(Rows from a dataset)
########################################

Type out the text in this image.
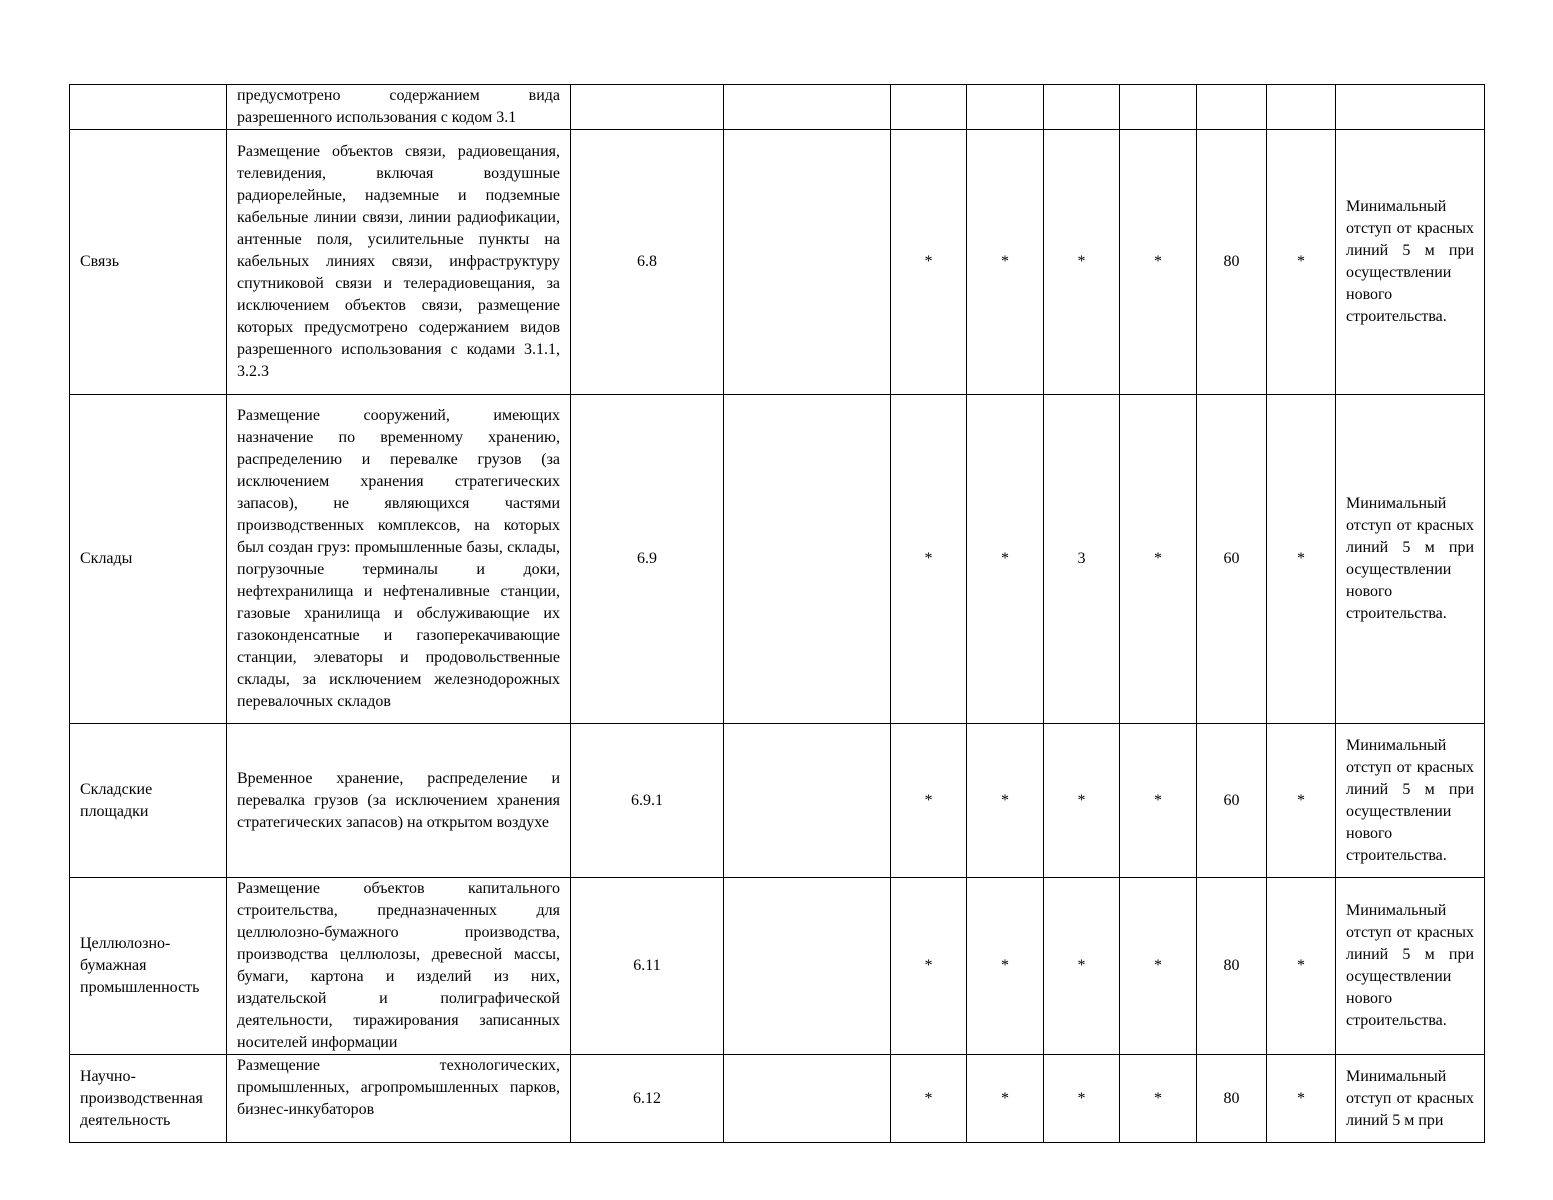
	предусмотрено содержанием вида разрешенного использования с кодом 3.1									
Связь	Размещение объектов связи, радиовещания, телевидения, включая воздушные радиорелейные, надземные и подземные кабельные линии связи, линии радиофикации, антенные поля, усилительные пункты на кабельных линиях связи, инфраструктуру спутниковой связи и телерадиовещания, за исключением объектов связи, размещение которых предусмотрено содержанием видов разрешенного использования с кодами 3.1.1, 3.2.3	6.8		*	*	*	*	80	*	Минимальный отступ от красных линий 5 м при осуществлении нового строительства.
Склады	Размещение сооружений, имеющих назначение по временному хранению, распределению и перевалке грузов (за исключением хранения стратегических запасов), не являющихся частями производственных комплексов, на которых был создан груз: промышленные базы, склады, погрузочные терминалы и доки, нефтехранилища и нефтеналивные станции, газовые хранилища и обслуживающие их газоконденсатные и газоперекачивающие станции, элеваторы и продовольственные склады, за исключением железнодорожных перевалочных складов	6.9		*	*	3	*	60	*	Минимальный отступ от красных линий 5 м при осуществлении нового строительства.
Складские площадки	Временное хранение, распределение и перевалка грузов (за исключением хранения стратегических запасов) на открытом воздухе	6.9.1		*	*	*	*	60	*	Минимальный отступ от красных линий 5 м при осуществлении нового строительства.
Целлюлозно-бумажная промышленность	Размещение объектов капитального строительства, предназначенных для целлюлозно-бумажного производства, производства целлюлозы, древесной массы, бумаги, картона и изделий из них, издательской и полиграфической деятельности, тиражирования записанных носителей информации	6.11		*	*	*	*	80	*	Минимальный отступ от красных линий 5 м при осуществлении нового строительства.
Научно-производственная деятельность	Размещение технологических, промышленных, агропромышленных парков, бизнес-инкубаторов	6.12		*	*	*	*	80	*	Минимальный отступ от красных линий 5 м при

########################################

## [AIM OF THE EXERCISE]
Which lines contain the word "содержанием"? Return each of them.

## [EXERCISE ANSWER]
	предусмотрено содержанием вида разрешенного использования с кодом 3.1									
Связь	Размещение объектов связи, радиовещания, телевидения, включая воздушные радиорелейные, надземные и подземные кабельные линии связи, линии радиофикации, антенные поля, усилительные пункты на кабельных линиях связи, инфраструктуру спутниковой связи и телерадиовещания, за исключением объектов связи, размещение которых предусмотрено содержанием видов разрешенного использования с кодами 3.1.1, 3.2.3	6.8		*	*	*	*	80	*	Минимальный отступ от красных линий 5 м при осуществлении нового строительства.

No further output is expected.